> The request: Copy each entry as it stands, leaving nothing out.
───
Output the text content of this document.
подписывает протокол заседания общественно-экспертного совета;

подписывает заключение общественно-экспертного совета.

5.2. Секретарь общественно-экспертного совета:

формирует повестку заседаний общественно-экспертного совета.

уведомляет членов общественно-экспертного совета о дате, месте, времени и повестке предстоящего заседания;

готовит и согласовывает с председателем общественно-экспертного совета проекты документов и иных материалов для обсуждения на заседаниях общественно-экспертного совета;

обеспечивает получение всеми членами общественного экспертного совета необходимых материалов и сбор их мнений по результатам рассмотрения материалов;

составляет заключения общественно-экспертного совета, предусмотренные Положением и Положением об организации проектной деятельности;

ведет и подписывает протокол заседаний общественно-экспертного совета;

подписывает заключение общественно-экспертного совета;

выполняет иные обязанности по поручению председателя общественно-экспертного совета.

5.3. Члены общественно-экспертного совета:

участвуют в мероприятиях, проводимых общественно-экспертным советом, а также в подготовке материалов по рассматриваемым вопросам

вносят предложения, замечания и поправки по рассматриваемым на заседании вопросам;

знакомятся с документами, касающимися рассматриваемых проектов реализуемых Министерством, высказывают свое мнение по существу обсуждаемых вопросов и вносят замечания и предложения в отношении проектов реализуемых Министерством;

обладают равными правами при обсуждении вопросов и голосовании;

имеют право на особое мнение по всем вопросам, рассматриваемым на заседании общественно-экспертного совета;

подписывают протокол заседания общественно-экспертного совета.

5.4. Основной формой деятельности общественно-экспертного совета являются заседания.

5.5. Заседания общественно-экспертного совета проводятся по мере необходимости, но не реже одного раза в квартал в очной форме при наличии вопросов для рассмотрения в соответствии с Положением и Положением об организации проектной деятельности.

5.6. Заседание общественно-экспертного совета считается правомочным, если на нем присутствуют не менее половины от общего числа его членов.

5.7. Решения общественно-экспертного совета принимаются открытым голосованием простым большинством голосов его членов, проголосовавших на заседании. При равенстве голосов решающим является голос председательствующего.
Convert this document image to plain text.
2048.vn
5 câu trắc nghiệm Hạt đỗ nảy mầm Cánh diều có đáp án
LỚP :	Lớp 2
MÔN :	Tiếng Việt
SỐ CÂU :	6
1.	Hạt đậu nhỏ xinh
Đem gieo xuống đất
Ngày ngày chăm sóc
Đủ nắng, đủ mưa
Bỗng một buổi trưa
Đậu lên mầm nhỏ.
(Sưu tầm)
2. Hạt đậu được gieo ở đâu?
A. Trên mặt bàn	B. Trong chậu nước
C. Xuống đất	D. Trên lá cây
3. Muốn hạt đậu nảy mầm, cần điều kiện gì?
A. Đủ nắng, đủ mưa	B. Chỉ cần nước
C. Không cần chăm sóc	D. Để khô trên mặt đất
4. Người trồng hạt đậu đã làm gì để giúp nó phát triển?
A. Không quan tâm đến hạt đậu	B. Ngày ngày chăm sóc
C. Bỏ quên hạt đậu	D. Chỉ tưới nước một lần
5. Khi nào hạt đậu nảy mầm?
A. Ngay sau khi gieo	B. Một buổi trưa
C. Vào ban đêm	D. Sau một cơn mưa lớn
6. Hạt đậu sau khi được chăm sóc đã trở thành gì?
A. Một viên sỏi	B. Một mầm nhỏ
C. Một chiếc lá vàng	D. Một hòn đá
───
> Completed task:
Output the text content of this document.
подписывает протокол заседания общественно-экспертного совета;

подписывает заключение общественно-экспертного совета.

5.2. Секретарь общественно-экспертного совета:

формирует повестку заседаний общественно-экспертного совета.

уведомляет членов общественно-экспертного совета о дате, месте, времени и повестке предстоящего заседания;

готовит и согласовывает с председателем общественно-экспертного совета проекты документов и иных материалов для обсуждения на заседаниях общественно-экспертного совета;

обеспечивает получение всеми членами общественного экспертного совета необходимых материалов и сбор их мнений по результатам рассмотрения материалов;

составляет заключения общественно-экспертного совета, предусмотренные Положением и Положением об организации проектной деятельности;

ведет и подписывает протокол заседаний общественно-экспертного совета;

подписывает заключение общественно-экспертного совета;

выполняет иные обязанности по поручению председателя общественно-экспертного совета.

5.3. Члены общественно-экспертного совета:

участвуют в мероприятиях, проводимых общественно-экспертным советом, а также в подготовке материалов по рассматриваемым вопросам

вносят предложения, замечания и поправки по рассматриваемым на заседании вопросам;

знакомятся с документами, касающимися рассматриваемых проектов реализуемых Министерством, высказывают свое мнение по существу обсуждаемых вопросов и вносят замечания и предложения в отношении проектов реализуемых Министерством;

обладают равными правами при обсуждении вопросов и голосовании;

имеют право на особое мнение по всем вопросам, рассматриваемым на заседании общественно-экспертного совета;

подписывают протокол заседания общественно-экспертного совета.

5.4. Основной формой деятельности общественно-экспертного совета являются заседания.

5.5. Заседания общественно-экспертного совета проводятся по мере необходимости, но не реже одного раза в квартал в очной форме при наличии вопросов для рассмотрения в соответствии с Положением и Положением об организации проектной деятельности.

5.6. Заседание общественно-экспертного совета считается правомочным, если на нем присутствуют не менее половины от общего числа его членов.

5.7. Решения общественно-экспертного совета принимаются открытым голосованием простым большинством голосов его членов, проголосовавших на заседании. При равенстве голосов решающим является голос председательствующего.
Convert this document image to plain text.
2048.vn
5 câu trắc nghiệm Hạt đỗ nảy mầm Cánh diều có đáp án
LỚP :	Lớp 2
MÔN :	Tiếng Việt
SỐ CÂU :	6
1.	Hạt đậu nhỏ xinh
Đem gieo xuống đất
Ngày ngày chăm sóc
Đủ nắng, đủ mưa
Bỗng một buổi trưa
Đậu lên mầm nhỏ.
(Sưu tầm)
2. Hạt đậu được gieo ở đâu?
A. Trên mặt bàn	B. Trong chậu nước
C. Xuống đất	D. Trên lá cây
3. Muốn hạt đậu nảy mầm, cần điều kiện gì?
A. Đủ nắng, đủ mưa	B. Chỉ cần nước
C. Không cần chăm sóc	D. Để khô trên mặt đất
4. Người trồng hạt đậu đã làm gì để giúp nó phát triển?
A. Không quan tâm đến hạt đậu	B. Ngày ngày chăm sóc
C. Bỏ quên hạt đậu	D. Chỉ tưới nước một lần
5. Khi nào hạt đậu nảy mầm?
A. Ngay sau khi gieo	B. Một buổi trưa
C. Vào ban đêm	D. Sau một cơn mưa lớn
6. Hạt đậu sau khi được chăm sóc đã trở thành gì?
A. Một viên sỏi	B. Một mầm nhỏ
C. Một chiếc lá vàng	D. Một hòn đá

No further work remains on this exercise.